### WRITTEN TASK
Your task is to print all of the material verbatim.

++++ ITEMS

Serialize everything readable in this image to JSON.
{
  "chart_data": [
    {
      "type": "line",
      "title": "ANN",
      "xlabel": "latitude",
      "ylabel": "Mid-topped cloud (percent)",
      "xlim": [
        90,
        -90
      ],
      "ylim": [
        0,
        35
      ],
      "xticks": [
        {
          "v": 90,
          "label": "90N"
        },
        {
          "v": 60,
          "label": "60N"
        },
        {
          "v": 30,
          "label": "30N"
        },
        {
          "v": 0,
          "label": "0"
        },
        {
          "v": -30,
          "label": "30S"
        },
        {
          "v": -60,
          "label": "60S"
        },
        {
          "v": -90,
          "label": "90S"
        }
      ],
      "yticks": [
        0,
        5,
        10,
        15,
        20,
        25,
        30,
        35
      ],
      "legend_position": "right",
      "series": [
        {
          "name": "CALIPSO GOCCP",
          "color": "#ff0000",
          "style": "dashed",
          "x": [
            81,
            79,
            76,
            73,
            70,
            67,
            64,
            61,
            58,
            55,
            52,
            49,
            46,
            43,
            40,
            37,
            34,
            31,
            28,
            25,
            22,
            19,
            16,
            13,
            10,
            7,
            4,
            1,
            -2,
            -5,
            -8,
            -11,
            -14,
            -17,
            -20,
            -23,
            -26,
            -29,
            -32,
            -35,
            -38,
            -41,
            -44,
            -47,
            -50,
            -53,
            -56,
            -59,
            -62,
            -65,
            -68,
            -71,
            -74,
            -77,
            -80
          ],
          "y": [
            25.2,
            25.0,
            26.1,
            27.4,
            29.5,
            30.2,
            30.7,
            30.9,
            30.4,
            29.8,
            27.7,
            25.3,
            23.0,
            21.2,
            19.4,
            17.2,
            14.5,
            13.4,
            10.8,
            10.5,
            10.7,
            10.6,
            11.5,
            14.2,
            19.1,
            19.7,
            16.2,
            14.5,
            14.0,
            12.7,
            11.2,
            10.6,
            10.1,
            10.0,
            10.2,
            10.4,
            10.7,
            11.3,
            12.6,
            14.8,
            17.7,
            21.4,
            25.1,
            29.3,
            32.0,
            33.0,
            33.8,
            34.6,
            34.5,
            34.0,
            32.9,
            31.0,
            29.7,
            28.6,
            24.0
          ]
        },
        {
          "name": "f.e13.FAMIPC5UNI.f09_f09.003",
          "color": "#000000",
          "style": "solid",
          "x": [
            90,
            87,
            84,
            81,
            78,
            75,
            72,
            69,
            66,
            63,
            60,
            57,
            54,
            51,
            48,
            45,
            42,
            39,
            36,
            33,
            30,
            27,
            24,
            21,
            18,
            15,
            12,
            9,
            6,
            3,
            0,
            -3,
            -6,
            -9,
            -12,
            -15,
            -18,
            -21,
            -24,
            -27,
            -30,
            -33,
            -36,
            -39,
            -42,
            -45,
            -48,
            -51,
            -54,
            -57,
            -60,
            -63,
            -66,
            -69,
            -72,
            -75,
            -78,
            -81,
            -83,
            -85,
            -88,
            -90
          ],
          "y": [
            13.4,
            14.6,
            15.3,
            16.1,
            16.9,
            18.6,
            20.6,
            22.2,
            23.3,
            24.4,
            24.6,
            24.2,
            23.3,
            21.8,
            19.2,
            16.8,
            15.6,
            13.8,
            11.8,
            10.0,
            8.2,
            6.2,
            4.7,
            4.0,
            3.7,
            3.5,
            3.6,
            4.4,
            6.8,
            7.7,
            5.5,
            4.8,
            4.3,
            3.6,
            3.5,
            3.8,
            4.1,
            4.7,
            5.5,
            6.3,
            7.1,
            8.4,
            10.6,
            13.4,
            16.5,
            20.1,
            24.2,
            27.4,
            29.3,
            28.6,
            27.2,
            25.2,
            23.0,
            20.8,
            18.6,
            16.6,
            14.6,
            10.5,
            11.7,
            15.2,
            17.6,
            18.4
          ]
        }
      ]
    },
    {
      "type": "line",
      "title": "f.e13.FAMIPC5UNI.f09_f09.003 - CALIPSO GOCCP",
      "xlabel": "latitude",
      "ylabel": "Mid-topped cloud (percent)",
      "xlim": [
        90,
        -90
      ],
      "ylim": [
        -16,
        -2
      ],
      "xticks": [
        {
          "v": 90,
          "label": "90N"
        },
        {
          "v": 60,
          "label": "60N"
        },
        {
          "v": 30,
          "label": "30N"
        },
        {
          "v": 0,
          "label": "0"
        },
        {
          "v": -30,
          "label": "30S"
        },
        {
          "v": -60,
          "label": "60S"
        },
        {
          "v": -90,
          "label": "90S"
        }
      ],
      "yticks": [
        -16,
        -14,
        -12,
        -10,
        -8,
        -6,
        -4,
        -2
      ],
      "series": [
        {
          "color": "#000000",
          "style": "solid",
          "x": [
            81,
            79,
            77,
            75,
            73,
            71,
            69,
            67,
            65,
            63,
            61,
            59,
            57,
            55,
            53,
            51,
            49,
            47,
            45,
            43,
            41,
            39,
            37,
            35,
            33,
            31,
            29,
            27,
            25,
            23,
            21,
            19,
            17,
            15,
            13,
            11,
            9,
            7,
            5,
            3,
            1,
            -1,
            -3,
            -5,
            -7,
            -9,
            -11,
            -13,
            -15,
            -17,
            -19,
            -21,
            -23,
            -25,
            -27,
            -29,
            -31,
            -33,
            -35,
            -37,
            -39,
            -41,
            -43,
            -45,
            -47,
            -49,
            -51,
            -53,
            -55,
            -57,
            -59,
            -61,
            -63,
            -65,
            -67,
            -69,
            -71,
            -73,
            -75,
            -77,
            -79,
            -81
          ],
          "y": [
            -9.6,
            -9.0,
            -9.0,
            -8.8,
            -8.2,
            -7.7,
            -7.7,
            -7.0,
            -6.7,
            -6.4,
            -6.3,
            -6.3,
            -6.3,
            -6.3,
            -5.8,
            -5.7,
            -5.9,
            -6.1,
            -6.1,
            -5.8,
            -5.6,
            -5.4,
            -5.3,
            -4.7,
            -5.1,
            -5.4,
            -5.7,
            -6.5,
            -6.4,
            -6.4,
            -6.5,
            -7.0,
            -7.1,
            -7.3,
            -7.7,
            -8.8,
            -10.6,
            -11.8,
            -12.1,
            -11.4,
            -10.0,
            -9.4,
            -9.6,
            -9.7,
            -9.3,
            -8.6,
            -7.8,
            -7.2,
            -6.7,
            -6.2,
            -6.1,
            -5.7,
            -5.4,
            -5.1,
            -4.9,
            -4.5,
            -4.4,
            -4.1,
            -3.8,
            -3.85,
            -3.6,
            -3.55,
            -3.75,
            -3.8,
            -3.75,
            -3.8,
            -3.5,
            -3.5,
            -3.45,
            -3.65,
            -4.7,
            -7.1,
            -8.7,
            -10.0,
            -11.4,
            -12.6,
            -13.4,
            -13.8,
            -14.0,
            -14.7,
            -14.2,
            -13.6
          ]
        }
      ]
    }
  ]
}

++++++++

### THE RESULT
Serialize everything readable in this image to JSON.
{
  "chart_data": [
    {
      "type": "line",
      "title": "ANN",
      "xlabel": "latitude",
      "ylabel": "Mid-topped cloud (percent)",
      "xlim": [
        90,
        -90
      ],
      "ylim": [
        0,
        35
      ],
      "xticks": [
        {
          "v": 90,
          "label": "90N"
        },
        {
          "v": 60,
          "label": "60N"
        },
        {
          "v": 30,
          "label": "30N"
        },
        {
          "v": 0,
          "label": "0"
        },
        {
          "v": -30,
          "label": "30S"
        },
        {
          "v": -60,
          "label": "60S"
        },
        {
          "v": -90,
          "label": "90S"
        }
      ],
      "yticks": [
        0,
        5,
        10,
        15,
        20,
        25,
        30,
        35
      ],
      "legend_position": "right",
      "series": [
        {
          "name": "CALIPSO GOCCP",
          "color": "#ff0000",
          "style": "dashed",
          "x": [
            81,
            79,
            76,
            73,
            70,
            67,
            64,
            61,
            58,
            55,
            52,
            49,
            46,
            43,
            40,
            37,
            34,
            31,
            28,
            25,
            22,
            19,
            16,
            13,
            10,
            7,
            4,
            1,
            -2,
            -5,
            -8,
            -11,
            -14,
            -17,
            -20,
            -23,
            -26,
            -29,
            -32,
            -35,
            -38,
            -41,
            -44,
            -47,
            -50,
            -53,
            -56,
            -59,
            -62,
            -65,
            -68,
            -71,
            -74,
            -77,
            -80
          ],
          "y": [
            25.2,
            25.0,
            26.1,
            27.4,
            29.5,
            30.2,
            30.7,
            30.9,
            30.4,
            29.8,
            27.7,
            25.3,
            23.0,
            21.2,
            19.4,
            17.2,
            14.5,
            13.4,
            10.8,
            10.5,
            10.7,
            10.6,
            11.5,
            14.2,
            19.1,
            19.7,
            16.2,
            14.5,
            14.0,
            12.7,
            11.2,
            10.6,
            10.1,
            10.0,
            10.2,
            10.4,
            10.7,
            11.3,
            12.6,
            14.8,
            17.7,
            21.4,
            25.1,
            29.3,
            32.0,
            33.0,
            33.8,
            34.6,
            34.5,
            34.0,
            32.9,
            31.0,
            29.7,
            28.6,
            24.0
          ]
        },
        {
          "name": "f.e13.FAMIPC5UNI.f09_f09.003",
          "color": "#000000",
          "style": "solid",
          "x": [
            90,
            87,
            84,
            81,
            78,
            75,
            72,
            69,
            66,
            63,
            60,
            57,
            54,
            51,
            48,
            45,
            42,
            39,
            36,
            33,
            30,
            27,
            24,
            21,
            18,
            15,
            12,
            9,
            6,
            3,
            0,
            -3,
            -6,
            -9,
            -12,
            -15,
            -18,
            -21,
            -24,
            -27,
            -30,
            -33,
            -36,
            -39,
            -42,
            -45,
            -48,
            -51,
            -54,
            -57,
            -60,
            -63,
            -66,
            -69,
            -72,
            -75,
            -78,
            -81,
            -83,
            -85,
            -88,
            -90
          ],
          "y": [
            13.4,
            14.6,
            15.3,
            16.1,
            16.9,
            18.6,
            20.6,
            22.2,
            23.3,
            24.4,
            24.6,
            24.2,
            23.3,
            21.8,
            19.2,
            16.8,
            15.6,
            13.8,
            11.8,
            10.0,
            8.2,
            6.2,
            4.7,
            4.0,
            3.7,
            3.5,
            3.6,
            4.4,
            6.8,
            7.7,
            5.5,
            4.8,
            4.3,
            3.6,
            3.5,
            3.8,
            4.1,
            4.7,
            5.5,
            6.3,
            7.1,
            8.4,
            10.6,
            13.4,
            16.5,
            20.1,
            24.2,
            27.4,
            29.3,
            28.6,
            27.2,
            25.2,
            23.0,
            20.8,
            18.6,
            16.6,
            14.6,
            10.5,
            11.7,
            15.2,
            17.6,
            18.4
          ]
        }
      ]
    },
    {
      "type": "line",
      "title": "f.e13.FAMIPC5UNI.f09_f09.003 - CALIPSO GOCCP",
      "xlabel": "latitude",
      "ylabel": "Mid-topped cloud (percent)",
      "xlim": [
        90,
        -90
      ],
      "ylim": [
        -16,
        -2
      ],
      "xticks": [
        {
          "v": 90,
          "label": "90N"
        },
        {
          "v": 60,
          "label": "60N"
        },
        {
          "v": 30,
          "label": "30N"
        },
        {
          "v": 0,
          "label": "0"
        },
        {
          "v": -30,
          "label": "30S"
        },
        {
          "v": -60,
          "label": "60S"
        },
        {
          "v": -90,
          "label": "90S"
        }
      ],
      "yticks": [
        -16,
        -14,
        -12,
        -10,
        -8,
        -6,
        -4,
        -2
      ],
      "series": [
        {
          "color": "#000000",
          "style": "solid",
          "x": [
            81,
            79,
            77,
            75,
            73,
            71,
            69,
            67,
            65,
            63,
            61,
            59,
            57,
            55,
            53,
            51,
            49,
            47,
            45,
            43,
            41,
            39,
            37,
            35,
            33,
            31,
            29,
            27,
            25,
            23,
            21,
            19,
            17,
            15,
            13,
            11,
            9,
            7,
            5,
            3,
            1,
            -1,
            -3,
            -5,
            -7,
            -9,
            -11,
            -13,
            -15,
            -17,
            -19,
            -21,
            -23,
            -25,
            -27,
            -29,
            -31,
            -33,
            -35,
            -37,
            -39,
            -41,
            -43,
            -45,
            -47,
            -49,
            -51,
            -53,
            -55,
            -57,
            -59,
            -61,
            -63,
            -65,
            -67,
            -69,
            -71,
            -73,
            -75,
            -77,
            -79,
            -81
          ],
          "y": [
            -9.6,
            -9.0,
            -9.0,
            -8.8,
            -8.2,
            -7.7,
            -7.7,
            -7.0,
            -6.7,
            -6.4,
            -6.3,
            -6.3,
            -6.3,
            -6.3,
            -5.8,
            -5.7,
            -5.9,
            -6.1,
            -6.1,
            -5.8,
            -5.6,
            -5.4,
            -5.3,
            -4.7,
            -5.1,
            -5.4,
            -5.7,
            -6.5,
            -6.4,
            -6.4,
            -6.5,
            -7.0,
            -7.1,
            -7.3,
            -7.7,
            -8.8,
            -10.6,
            -11.8,
            -12.1,
            -11.4,
            -10.0,
            -9.4,
            -9.6,
            -9.7,
            -9.3,
            -8.6,
            -7.8,
            -7.2,
            -6.7,
            -6.2,
            -6.1,
            -5.7,
            -5.4,
            -5.1,
            -4.9,
            -4.5,
            -4.4,
            -4.1,
            -3.8,
            -3.85,
            -3.6,
            -3.55,
            -3.75,
            -3.8,
            -3.75,
            -3.8,
            -3.5,
            -3.5,
            -3.45,
            -3.65,
            -4.7,
            -7.1,
            -8.7,
            -10.0,
            -11.4,
            -12.6,
            -13.4,
            -13.8,
            -14.0,
            -14.7,
            -14.2,
            -13.6
          ]
        }
      ]
    }
  ]
}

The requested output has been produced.